* Challenge *
Look through the records and report how many lines include the word "title", with no other words.

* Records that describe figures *

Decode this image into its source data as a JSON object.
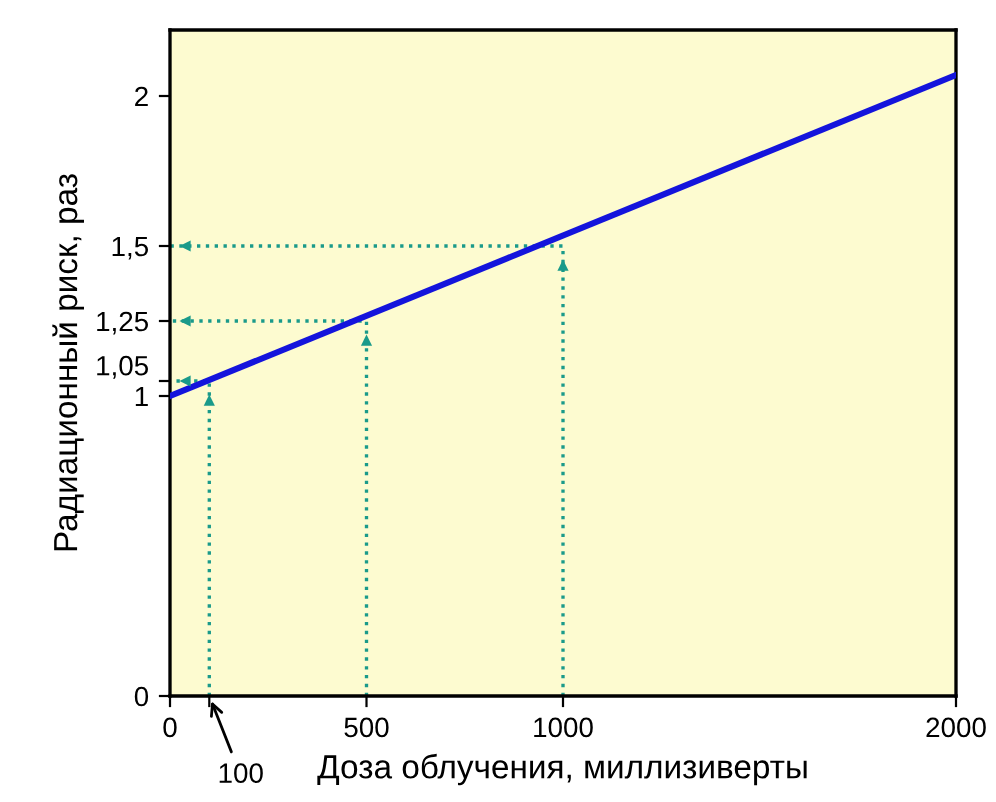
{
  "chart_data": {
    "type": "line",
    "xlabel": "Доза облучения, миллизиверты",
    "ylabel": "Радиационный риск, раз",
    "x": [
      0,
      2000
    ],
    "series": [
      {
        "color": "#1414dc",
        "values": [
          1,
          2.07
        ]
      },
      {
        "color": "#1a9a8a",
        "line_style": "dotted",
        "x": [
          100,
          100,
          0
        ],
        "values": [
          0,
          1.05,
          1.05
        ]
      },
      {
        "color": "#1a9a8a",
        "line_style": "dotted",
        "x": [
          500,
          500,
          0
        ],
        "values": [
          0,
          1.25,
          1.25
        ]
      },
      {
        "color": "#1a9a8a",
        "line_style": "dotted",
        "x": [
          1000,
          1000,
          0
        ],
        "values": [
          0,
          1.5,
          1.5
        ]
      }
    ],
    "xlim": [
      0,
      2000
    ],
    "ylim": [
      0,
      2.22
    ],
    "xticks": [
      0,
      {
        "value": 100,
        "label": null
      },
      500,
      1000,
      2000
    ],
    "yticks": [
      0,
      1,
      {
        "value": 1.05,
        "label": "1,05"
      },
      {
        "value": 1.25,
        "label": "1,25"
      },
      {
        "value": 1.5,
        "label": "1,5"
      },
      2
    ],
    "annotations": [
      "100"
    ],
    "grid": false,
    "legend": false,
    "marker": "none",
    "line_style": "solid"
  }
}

--

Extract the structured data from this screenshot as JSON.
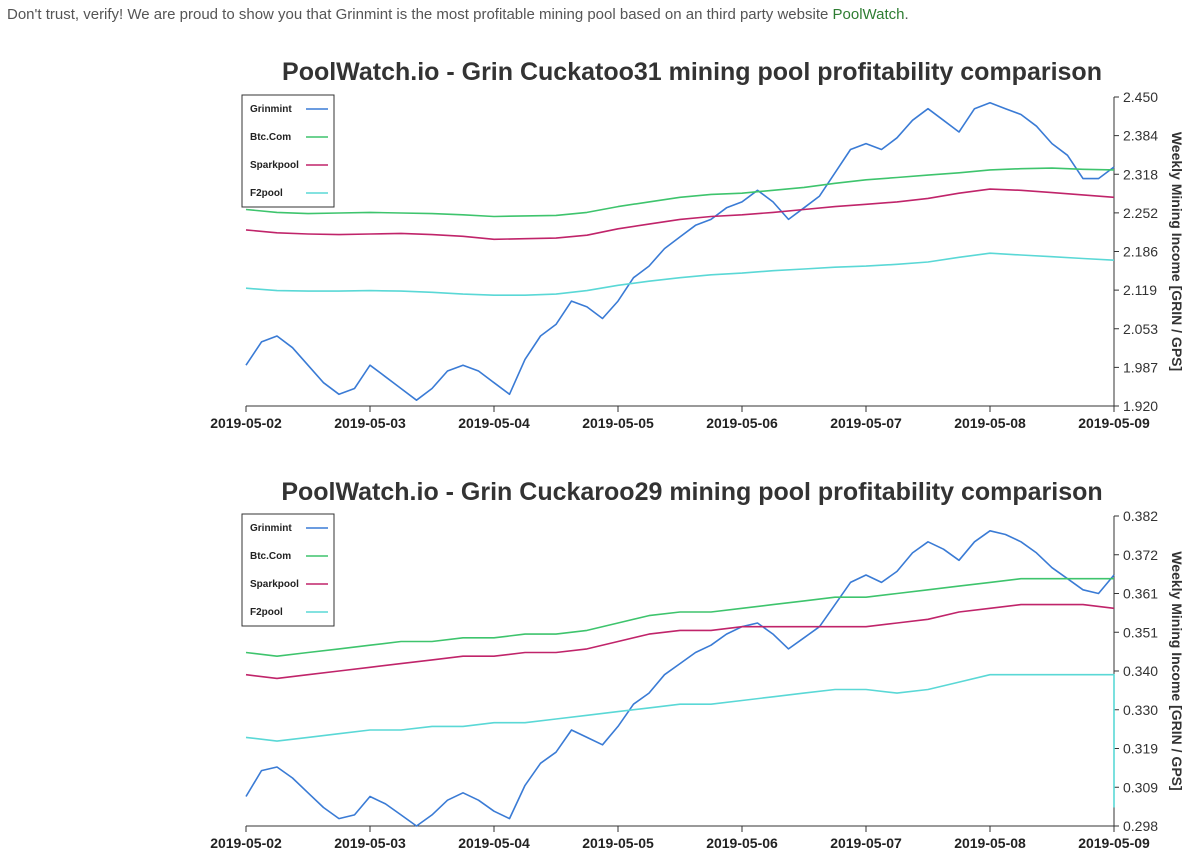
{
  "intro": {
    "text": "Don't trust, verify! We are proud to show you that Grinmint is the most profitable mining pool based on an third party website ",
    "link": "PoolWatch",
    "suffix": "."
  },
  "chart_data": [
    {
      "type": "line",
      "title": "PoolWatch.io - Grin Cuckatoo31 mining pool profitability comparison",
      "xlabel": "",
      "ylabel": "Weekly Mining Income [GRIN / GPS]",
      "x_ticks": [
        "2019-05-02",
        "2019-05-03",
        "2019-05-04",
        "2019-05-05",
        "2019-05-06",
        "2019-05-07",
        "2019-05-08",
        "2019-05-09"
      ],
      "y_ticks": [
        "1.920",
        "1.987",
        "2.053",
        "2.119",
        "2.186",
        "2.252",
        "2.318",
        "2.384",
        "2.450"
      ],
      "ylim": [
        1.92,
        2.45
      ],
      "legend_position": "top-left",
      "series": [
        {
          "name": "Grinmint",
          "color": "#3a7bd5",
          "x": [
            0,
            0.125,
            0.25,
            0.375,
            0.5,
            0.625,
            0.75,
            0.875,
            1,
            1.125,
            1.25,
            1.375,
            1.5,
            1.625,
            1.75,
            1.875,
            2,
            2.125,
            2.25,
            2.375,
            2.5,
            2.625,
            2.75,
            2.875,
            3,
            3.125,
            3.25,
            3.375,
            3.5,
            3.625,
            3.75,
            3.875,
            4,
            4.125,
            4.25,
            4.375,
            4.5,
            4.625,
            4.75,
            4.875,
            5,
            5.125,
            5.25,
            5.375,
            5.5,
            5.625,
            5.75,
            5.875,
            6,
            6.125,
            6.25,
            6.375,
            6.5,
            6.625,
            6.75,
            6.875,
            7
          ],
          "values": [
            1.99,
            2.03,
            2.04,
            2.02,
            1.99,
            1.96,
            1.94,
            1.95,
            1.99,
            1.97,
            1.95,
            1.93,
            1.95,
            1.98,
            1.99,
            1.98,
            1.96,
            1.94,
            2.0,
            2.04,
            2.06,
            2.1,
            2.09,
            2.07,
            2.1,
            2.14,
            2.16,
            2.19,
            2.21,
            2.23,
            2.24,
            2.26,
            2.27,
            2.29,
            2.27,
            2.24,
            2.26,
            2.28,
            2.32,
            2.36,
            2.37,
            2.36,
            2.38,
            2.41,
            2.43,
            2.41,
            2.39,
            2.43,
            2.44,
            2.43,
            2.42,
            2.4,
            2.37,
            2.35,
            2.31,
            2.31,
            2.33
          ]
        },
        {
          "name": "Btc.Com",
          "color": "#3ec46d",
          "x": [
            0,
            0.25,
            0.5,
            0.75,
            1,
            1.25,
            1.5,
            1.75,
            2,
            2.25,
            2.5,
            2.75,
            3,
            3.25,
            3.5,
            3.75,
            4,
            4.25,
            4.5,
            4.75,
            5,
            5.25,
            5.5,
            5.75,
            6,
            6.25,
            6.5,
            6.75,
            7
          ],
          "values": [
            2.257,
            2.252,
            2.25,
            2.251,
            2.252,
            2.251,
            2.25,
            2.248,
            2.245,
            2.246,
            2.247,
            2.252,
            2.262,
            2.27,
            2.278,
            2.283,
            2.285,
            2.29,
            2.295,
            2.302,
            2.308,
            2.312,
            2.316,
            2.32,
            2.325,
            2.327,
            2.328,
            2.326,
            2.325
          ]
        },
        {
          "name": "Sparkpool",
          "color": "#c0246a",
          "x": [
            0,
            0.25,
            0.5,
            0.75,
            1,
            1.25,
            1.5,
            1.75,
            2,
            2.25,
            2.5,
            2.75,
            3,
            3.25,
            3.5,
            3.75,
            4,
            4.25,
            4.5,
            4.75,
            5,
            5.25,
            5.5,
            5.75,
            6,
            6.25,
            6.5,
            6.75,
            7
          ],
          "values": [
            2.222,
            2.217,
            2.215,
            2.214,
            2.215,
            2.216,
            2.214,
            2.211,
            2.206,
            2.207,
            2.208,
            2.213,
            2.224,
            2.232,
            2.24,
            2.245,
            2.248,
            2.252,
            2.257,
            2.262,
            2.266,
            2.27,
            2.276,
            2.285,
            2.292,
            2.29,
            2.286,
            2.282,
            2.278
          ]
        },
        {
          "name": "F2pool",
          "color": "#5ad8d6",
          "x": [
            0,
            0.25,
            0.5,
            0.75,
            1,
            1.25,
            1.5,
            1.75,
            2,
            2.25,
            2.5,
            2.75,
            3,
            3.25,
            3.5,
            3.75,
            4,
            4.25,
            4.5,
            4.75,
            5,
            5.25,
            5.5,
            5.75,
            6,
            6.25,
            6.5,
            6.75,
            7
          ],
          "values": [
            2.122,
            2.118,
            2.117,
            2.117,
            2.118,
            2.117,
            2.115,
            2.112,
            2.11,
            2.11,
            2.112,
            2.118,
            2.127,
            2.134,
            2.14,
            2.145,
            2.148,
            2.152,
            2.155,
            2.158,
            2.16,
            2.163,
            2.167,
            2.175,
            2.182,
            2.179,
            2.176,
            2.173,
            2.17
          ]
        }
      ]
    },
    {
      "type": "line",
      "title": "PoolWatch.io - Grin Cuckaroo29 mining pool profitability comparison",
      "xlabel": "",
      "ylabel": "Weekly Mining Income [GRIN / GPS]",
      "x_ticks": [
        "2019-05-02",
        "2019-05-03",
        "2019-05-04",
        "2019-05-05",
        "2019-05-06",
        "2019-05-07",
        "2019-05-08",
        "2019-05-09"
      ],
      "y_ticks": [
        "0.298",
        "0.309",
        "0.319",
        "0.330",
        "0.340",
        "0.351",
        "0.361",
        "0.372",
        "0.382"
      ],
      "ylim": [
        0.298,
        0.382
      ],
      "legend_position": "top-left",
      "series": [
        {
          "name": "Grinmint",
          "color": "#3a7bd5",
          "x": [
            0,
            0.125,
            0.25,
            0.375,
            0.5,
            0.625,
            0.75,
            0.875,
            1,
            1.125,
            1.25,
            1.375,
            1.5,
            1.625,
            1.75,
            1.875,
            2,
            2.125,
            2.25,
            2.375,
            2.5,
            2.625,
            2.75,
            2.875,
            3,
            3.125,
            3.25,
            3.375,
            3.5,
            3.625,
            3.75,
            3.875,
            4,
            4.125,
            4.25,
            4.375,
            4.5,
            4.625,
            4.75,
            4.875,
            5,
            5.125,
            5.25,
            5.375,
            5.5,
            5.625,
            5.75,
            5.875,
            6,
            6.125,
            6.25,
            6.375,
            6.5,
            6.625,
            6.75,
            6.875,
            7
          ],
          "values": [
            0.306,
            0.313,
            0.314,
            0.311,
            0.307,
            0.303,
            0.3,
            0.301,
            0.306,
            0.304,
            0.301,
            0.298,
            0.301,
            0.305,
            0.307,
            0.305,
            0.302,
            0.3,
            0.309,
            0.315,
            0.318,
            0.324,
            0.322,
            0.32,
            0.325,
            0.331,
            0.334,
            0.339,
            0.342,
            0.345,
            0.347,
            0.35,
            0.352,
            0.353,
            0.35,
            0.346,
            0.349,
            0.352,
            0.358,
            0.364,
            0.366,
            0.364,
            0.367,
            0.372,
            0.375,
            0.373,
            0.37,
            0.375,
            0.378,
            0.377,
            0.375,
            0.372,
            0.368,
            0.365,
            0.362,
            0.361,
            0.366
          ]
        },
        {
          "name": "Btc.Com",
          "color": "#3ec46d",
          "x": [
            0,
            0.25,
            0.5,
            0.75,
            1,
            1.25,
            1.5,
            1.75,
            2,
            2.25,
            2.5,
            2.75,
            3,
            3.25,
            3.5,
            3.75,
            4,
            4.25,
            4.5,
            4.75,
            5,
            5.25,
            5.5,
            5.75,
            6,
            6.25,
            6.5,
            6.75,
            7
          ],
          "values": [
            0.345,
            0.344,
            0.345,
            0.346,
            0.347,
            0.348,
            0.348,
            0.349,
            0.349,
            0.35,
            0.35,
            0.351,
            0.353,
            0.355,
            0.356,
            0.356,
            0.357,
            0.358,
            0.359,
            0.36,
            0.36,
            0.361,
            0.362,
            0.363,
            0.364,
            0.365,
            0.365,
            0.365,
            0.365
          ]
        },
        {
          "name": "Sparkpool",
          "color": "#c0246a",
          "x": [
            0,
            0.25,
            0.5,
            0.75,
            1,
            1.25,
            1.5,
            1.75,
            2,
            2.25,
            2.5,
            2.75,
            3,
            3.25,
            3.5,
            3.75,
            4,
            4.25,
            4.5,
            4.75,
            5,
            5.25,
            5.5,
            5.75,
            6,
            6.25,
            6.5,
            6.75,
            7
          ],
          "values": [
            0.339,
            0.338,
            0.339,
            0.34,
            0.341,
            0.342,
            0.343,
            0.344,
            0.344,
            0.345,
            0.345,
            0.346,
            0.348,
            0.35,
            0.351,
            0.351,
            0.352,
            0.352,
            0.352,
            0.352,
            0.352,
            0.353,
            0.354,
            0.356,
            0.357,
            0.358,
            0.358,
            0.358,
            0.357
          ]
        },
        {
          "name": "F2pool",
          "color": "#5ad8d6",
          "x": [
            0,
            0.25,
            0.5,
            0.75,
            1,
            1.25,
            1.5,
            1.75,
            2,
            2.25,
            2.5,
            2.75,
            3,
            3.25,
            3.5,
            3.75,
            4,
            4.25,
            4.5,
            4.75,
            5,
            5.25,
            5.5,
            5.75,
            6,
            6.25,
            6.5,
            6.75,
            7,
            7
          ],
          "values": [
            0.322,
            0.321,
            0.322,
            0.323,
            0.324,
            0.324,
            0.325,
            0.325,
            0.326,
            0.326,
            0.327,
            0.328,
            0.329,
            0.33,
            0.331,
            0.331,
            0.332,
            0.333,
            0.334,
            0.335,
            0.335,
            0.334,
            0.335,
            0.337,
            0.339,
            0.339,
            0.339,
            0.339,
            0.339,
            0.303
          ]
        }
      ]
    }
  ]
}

* Answer in full *
2